WHAT THE TASK REQUIRES — Show only lines that include "confirmed".

___

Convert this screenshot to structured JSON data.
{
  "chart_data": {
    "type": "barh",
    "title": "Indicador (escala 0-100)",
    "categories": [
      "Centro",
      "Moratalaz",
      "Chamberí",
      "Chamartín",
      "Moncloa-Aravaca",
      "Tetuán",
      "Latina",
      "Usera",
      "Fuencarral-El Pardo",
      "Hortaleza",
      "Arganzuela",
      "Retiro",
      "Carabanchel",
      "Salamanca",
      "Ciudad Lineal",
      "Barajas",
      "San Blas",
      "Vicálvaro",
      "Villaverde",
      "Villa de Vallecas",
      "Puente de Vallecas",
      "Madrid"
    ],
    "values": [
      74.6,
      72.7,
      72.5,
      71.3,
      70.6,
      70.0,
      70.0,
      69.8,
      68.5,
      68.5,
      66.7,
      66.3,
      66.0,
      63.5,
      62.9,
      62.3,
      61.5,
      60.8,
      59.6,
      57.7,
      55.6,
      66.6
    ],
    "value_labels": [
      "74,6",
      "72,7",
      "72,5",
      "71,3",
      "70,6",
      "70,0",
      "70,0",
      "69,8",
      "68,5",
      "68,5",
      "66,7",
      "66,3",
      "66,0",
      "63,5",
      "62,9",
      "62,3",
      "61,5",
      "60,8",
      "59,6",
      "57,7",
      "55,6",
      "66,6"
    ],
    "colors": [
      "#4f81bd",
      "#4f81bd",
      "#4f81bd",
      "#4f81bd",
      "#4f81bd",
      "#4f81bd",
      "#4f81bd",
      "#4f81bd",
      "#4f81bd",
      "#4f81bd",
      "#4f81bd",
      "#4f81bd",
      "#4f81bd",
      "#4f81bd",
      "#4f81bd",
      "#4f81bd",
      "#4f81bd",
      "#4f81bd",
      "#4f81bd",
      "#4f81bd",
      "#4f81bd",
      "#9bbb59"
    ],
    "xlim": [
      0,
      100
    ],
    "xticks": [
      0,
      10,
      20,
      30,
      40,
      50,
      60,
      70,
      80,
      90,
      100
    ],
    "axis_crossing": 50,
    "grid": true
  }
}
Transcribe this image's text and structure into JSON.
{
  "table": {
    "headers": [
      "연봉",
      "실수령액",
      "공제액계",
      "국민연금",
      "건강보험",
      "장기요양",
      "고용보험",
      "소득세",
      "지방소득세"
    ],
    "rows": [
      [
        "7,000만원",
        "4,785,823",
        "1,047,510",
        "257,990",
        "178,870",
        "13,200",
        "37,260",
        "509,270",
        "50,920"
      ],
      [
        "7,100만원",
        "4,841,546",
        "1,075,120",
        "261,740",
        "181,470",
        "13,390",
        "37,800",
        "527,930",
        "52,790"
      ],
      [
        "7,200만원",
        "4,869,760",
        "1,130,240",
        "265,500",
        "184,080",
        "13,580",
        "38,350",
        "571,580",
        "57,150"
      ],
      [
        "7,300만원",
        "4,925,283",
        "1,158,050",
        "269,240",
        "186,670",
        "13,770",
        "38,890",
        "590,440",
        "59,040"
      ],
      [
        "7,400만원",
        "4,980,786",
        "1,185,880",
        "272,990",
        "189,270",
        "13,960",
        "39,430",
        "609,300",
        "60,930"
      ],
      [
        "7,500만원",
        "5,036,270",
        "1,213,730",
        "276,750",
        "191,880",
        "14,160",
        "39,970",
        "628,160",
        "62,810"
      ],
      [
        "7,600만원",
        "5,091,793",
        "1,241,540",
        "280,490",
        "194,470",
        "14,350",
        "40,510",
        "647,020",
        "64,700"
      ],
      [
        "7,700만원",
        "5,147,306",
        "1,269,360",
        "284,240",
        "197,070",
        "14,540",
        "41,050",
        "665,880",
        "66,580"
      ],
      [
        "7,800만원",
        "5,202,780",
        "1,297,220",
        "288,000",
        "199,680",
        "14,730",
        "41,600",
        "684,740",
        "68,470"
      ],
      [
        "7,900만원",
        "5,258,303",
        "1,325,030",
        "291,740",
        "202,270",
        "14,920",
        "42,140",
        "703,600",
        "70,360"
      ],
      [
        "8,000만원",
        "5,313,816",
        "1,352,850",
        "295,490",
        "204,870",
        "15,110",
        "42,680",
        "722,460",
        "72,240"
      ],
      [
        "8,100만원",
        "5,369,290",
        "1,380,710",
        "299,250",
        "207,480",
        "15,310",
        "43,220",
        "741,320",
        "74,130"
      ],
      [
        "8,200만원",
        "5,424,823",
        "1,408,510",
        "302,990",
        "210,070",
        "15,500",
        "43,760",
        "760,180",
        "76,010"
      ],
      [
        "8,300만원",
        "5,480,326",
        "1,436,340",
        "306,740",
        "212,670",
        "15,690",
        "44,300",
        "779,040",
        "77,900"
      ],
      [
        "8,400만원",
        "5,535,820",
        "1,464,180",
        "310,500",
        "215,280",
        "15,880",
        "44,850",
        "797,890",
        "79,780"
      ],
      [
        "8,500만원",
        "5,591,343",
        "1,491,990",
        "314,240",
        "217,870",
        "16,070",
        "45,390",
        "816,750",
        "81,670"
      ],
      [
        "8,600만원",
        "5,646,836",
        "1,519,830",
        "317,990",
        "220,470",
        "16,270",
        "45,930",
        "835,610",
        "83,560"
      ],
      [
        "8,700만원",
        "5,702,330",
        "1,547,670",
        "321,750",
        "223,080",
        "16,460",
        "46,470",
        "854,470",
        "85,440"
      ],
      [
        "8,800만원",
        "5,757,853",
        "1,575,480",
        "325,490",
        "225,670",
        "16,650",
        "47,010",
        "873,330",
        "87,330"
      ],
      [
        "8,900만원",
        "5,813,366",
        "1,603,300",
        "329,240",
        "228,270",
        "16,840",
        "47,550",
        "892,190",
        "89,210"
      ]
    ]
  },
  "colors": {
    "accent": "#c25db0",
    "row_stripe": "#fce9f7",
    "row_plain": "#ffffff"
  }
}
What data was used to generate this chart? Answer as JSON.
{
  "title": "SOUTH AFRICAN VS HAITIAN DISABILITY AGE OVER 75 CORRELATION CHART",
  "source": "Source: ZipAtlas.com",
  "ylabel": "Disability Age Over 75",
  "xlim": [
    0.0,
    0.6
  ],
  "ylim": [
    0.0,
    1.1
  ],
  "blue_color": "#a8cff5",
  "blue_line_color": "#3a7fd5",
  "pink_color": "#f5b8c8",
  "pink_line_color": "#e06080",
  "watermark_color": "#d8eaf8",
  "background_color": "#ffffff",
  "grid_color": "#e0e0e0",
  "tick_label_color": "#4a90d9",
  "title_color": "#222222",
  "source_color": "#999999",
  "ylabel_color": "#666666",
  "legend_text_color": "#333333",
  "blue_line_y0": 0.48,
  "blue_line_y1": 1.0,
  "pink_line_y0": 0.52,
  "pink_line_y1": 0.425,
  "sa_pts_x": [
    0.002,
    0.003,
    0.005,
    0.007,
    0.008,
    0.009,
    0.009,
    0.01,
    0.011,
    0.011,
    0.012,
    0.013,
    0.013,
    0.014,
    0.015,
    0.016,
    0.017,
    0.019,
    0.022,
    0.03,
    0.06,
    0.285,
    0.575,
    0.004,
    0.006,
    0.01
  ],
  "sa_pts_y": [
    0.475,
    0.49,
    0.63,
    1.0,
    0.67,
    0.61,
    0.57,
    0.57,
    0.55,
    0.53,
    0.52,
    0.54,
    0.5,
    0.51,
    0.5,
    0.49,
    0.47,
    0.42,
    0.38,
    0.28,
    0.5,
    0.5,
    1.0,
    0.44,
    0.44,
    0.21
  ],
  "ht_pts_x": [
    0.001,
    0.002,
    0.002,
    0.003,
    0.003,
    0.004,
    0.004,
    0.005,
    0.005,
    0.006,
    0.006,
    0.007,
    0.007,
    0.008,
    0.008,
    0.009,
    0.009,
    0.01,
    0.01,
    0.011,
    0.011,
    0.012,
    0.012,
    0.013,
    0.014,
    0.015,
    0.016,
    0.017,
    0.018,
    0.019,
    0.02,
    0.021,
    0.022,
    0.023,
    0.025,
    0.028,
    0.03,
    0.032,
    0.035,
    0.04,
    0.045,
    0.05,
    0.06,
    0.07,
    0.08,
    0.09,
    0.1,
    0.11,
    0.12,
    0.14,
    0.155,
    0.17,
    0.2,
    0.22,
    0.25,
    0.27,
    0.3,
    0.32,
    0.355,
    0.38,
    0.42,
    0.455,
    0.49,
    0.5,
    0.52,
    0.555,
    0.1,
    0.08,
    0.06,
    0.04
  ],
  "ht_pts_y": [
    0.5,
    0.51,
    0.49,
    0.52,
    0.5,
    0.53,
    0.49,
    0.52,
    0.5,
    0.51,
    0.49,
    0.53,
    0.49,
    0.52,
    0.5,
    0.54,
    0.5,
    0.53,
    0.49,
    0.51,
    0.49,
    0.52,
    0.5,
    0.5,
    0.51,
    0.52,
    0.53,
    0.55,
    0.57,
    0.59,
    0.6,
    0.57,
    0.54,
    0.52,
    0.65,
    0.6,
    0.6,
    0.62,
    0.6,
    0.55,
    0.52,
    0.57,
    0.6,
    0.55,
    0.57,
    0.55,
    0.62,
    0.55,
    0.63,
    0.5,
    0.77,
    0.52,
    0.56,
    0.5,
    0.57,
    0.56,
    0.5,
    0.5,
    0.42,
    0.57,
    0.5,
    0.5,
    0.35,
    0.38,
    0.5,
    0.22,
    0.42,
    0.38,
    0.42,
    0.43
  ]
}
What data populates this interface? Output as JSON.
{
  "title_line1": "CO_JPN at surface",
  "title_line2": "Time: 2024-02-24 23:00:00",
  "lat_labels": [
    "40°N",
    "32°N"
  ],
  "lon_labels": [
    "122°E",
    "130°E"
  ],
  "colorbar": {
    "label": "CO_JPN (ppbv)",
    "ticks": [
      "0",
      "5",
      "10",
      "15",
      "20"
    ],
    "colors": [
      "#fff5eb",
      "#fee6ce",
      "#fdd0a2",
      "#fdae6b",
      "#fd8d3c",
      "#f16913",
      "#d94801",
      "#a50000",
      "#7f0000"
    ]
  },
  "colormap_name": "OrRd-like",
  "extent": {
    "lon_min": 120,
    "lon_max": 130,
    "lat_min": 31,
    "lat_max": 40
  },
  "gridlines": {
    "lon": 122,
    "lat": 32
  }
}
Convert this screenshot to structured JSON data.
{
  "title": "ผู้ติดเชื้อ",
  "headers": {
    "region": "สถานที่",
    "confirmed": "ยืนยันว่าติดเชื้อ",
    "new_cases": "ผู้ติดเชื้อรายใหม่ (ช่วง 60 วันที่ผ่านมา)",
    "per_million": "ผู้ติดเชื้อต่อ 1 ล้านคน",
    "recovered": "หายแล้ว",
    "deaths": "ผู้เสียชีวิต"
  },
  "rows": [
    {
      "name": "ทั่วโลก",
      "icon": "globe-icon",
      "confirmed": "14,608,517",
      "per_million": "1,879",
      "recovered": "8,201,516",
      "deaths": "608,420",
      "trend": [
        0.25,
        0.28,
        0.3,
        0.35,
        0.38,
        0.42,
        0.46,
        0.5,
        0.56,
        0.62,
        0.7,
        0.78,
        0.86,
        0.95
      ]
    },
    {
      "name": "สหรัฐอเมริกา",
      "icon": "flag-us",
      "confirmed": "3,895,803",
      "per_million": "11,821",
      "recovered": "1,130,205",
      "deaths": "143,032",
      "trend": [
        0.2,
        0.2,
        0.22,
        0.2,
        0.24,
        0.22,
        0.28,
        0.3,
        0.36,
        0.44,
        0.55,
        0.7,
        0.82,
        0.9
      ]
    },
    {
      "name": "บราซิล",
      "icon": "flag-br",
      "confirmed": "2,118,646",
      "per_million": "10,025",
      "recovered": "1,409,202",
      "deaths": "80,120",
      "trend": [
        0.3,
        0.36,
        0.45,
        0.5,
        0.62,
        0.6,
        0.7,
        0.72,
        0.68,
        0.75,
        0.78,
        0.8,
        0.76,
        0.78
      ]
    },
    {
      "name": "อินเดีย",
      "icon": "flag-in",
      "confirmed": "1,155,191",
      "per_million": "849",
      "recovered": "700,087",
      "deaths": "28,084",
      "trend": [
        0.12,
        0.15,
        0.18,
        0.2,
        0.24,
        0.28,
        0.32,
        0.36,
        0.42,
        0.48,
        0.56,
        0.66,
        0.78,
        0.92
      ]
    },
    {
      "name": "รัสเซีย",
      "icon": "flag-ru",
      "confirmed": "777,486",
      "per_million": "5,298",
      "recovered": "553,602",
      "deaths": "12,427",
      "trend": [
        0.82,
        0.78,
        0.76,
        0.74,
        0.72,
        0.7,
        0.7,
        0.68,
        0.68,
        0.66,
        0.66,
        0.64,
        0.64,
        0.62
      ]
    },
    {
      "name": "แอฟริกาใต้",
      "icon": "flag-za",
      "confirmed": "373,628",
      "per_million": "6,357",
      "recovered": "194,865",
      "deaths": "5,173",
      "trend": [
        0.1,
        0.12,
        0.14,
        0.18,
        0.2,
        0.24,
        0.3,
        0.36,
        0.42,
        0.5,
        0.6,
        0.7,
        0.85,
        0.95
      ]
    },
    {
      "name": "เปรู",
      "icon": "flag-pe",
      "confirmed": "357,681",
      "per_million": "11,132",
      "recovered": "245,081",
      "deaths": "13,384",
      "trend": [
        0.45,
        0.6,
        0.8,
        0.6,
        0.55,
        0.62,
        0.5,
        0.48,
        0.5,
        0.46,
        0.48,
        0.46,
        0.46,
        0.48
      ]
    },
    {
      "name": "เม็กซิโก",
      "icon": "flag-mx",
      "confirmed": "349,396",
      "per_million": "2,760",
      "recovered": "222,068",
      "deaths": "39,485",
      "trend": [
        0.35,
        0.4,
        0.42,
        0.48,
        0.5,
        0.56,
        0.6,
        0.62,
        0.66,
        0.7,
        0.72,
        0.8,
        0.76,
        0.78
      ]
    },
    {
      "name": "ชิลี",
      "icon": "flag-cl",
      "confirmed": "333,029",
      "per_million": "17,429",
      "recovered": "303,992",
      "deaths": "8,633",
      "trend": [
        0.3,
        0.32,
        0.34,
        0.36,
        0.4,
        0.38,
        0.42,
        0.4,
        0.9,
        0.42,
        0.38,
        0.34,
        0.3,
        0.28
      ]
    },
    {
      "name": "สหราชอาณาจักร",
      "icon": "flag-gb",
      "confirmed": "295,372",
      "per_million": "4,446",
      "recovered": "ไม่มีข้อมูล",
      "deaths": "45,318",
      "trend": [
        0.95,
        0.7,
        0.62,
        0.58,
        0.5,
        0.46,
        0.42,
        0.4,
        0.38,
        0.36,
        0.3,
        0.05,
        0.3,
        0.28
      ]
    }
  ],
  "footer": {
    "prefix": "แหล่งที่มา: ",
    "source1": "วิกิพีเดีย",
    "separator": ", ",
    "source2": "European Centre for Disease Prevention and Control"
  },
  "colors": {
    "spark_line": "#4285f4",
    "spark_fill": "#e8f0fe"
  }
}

___

EXERCISE SOLUTION —
    "confirmed": "ยืนยันว่าติดเชื้อ",
      "confirmed": "14,608,517",
      "confirmed": "3,895,803",
      "confirmed": "2,118,646",
      "confirmed": "1,155,191",
      "confirmed": "777,486",
      "confirmed": "373,628",
      "confirmed": "357,681",
      "confirmed": "349,396",
      "confirmed": "333,029",
      "confirmed": "295,372",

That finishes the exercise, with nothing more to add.